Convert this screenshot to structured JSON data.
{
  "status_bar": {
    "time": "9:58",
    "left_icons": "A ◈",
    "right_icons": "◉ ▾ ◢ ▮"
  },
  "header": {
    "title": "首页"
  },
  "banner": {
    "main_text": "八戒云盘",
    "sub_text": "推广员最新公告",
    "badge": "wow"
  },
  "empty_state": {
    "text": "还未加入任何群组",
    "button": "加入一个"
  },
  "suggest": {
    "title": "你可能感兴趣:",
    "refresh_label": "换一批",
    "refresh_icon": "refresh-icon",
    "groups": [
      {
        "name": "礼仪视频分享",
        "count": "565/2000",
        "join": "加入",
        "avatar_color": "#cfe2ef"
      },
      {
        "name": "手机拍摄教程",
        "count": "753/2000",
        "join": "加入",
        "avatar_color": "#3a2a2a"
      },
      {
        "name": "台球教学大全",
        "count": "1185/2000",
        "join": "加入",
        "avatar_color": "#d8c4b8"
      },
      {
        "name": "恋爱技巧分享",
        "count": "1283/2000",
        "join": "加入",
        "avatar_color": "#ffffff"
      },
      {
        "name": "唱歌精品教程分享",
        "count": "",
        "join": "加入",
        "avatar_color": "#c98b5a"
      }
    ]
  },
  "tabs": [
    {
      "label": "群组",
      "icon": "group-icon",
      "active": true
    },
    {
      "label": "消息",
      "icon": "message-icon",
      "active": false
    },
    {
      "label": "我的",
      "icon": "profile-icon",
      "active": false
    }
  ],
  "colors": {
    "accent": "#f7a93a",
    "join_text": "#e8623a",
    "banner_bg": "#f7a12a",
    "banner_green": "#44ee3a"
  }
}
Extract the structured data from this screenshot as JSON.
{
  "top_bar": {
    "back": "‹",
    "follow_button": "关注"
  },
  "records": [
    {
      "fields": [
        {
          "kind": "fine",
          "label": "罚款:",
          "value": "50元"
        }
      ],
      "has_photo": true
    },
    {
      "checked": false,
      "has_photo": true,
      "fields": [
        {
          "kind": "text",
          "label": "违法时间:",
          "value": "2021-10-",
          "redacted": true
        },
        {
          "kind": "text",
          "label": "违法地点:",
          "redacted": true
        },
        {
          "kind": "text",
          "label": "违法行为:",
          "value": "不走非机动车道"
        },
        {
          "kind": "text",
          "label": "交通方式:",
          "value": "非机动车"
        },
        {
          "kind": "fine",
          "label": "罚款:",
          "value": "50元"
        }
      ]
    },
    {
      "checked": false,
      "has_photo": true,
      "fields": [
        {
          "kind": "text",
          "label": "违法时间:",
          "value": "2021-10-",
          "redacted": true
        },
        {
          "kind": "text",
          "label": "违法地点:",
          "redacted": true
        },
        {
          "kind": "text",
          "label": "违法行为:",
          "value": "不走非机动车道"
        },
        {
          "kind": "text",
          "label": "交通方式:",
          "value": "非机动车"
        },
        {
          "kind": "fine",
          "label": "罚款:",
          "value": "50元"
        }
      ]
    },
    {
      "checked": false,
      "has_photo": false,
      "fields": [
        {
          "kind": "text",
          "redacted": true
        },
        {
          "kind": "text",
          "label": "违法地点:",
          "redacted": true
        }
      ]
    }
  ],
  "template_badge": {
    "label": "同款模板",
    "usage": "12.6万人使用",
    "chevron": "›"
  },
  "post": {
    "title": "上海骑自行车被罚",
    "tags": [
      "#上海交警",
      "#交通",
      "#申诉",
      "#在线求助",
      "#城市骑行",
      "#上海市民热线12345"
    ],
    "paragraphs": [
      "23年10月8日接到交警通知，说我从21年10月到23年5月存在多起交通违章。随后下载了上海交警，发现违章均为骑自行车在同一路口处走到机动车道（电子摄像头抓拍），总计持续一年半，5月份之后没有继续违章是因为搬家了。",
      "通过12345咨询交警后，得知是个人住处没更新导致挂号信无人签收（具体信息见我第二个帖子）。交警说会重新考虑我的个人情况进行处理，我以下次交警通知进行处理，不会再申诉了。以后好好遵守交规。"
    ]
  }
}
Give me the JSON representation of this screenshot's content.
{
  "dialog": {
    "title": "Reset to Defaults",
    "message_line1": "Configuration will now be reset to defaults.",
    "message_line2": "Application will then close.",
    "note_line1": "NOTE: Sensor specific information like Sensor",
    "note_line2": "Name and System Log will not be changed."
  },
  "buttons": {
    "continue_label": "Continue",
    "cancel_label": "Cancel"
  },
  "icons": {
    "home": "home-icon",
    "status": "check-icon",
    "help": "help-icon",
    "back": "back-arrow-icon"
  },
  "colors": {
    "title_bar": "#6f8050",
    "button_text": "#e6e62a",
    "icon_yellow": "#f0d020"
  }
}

Requirement: Identify and list each line with the word "this".

Response:
Convert this screenshot to structured JSON data.
Extract the structured data from this screenshot as JSON.
Give me the JSON representation of this screenshot's content.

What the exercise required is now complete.